ОТРЫВОК ДЛЯ ЧТЕНИЯ ->
Неизвестно, как повернулась бы жизнь Джека, если бы в этот критический момент он случайно не узнал о том, что в городе формируется рабочая армия генерала Келли. Это было незадолго до пасхи 1894 года. Сначала Джека отпугнуло было слово «рабочая», но убедившись, что армия составляется из оборванцев, безработных и непокорных, вроде него самого, он решил примкнуть к ней.

Когда он пустился в путь, с него снова, как при отплытии на «Софи Сэзерлэнд», спала давившая его тяжесть. Он снова мог завоевывать жизнь, беззаботно и радостно скитаться по земле.

Но ему пришлось многому научиться в новой среде. Его прежнее знакомство с пиратами и матросами помогло ему лишь отчасти. Бродяги были людьми иного склада. Это были существа, принадлежавшие — от рождения или вследствие жизненных злоключений — к низшим слоям человеческого общества. Это были люди, органически неприспособленные к работе, умевшие лишь воровать и просить милостыню. Джеку, с его врожденным чувством гордости и независимости, вначале трудно было просить у дверей, но он быстро сумел придать этому вид спорта и применить к этому свой артистический талант.

ИСХОДНЫЕ ДАННЫЕ ->
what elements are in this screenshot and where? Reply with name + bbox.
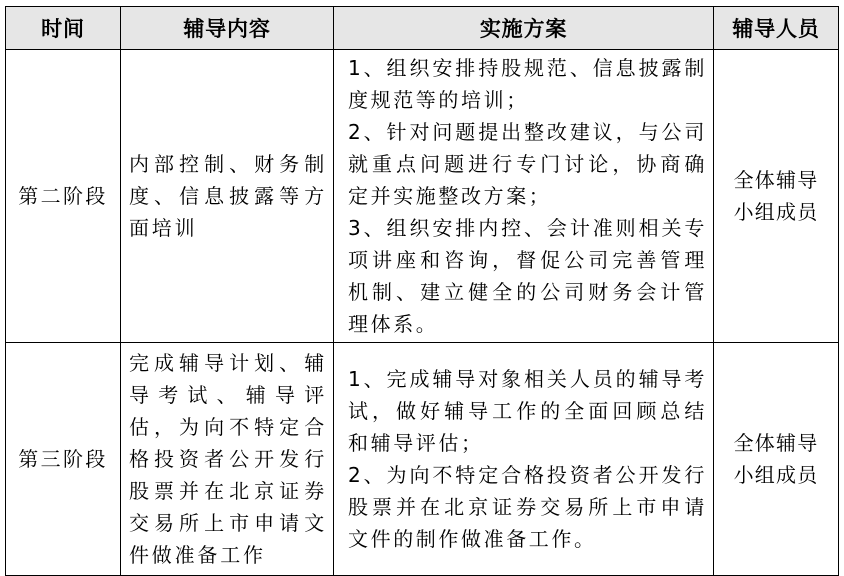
people-line: 小组成员: [733, 200, 819, 224]
content-cell: 内部控制、财务制度、信息披露等方面培训: [121, 50, 334, 343]
plan-item: 2、针对问题提出整改建议，与公司就重点问题进行专门讨论，协商确定并实施整改方案；: [348, 120, 707, 208]
stage-cell: 第三阶段: [6, 343, 121, 576]
table-row: [6, 50, 839, 343]
header-content: 辅导内容: [121, 7, 334, 50]
plan-item: 1、完成辅导对象相关人员的辅导考试，做好辅导工作的全面回顾总结和辅导评估；: [348, 367, 707, 455]
header-time: 时间: [6, 7, 121, 50]
content-cell: 完成辅导计划、辅导考试、辅导评估，为向不特定合格投资者公开发行股票并在北京证券交易所上市申请文件做准备工作: [121, 343, 334, 576]
header-people: 辅导人员: [714, 7, 839, 50]
plan-item: 2、为向不特定合格投资者公开发行股票并在北京证券交易所上市申请文件的制作做准备工作。: [348, 463, 707, 551]
people-cell: [714, 50, 839, 343]
header-plan: 实施方案: [334, 7, 714, 50]
plan-item: 3、组织安排内控、会计准则相关专项讲座和咨询，督促公司完善管理机制、建立健全的公司财务会计管理体系。: [348, 216, 707, 336]
people-line: 全体辅导: [733, 168, 819, 192]
people-line: 小组成员: [733, 463, 819, 487]
people-cell: [714, 343, 839, 576]
tutoring-schedule-table: [5, 6, 839, 576]
plan-cell: [334, 50, 714, 343]
stage-cell: 第二阶段: [6, 50, 121, 343]
table-row: [6, 343, 839, 576]
plan-cell: [334, 343, 714, 576]
header-row: [6, 7, 839, 50]
plan-item: 1、组织安排持股规范、信息披露制度规范等的培训；: [348, 56, 707, 112]
people-line: 全体辅导: [733, 431, 819, 455]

ЧТО СДЕЛАТЬ ->
a – Скопируйте без изменений часть отрывка о Джеке от «Когда он пустился» до «скитаться по земле.».
b – Изложите содержание отрывка о Джеке в двух предложениях.
c – Что в отрывке о Джеке поначалу отпугнуло его от армии генерала Келли?

ОТВЕТЫ ->
a –
Когда он пустился в путь, с него снова, как при отплытии на «Софи Сэзерлэнд», спала давившая его тяжесть. Он снова мог завоевывать жизнь, беззаботно и радостно скитаться по земле.

b – Незадолго до пасхи 1894 года Джек узнал, что в городе формируется рабочая армия генерала Келли из оборванцев, безработных и непокорных, примкнул к ней и снова почувствовал, что может беззаботно и радостно скитаться по земле. В новой среде бродяг, неприспособленных к работе и умевших лишь воровать и просить милостыню, ему пришлось многому научиться, и хотя просить у дверей ему сначала было трудно, он быстро сумел придать этому вид спорта.

c – Слово «рабочая».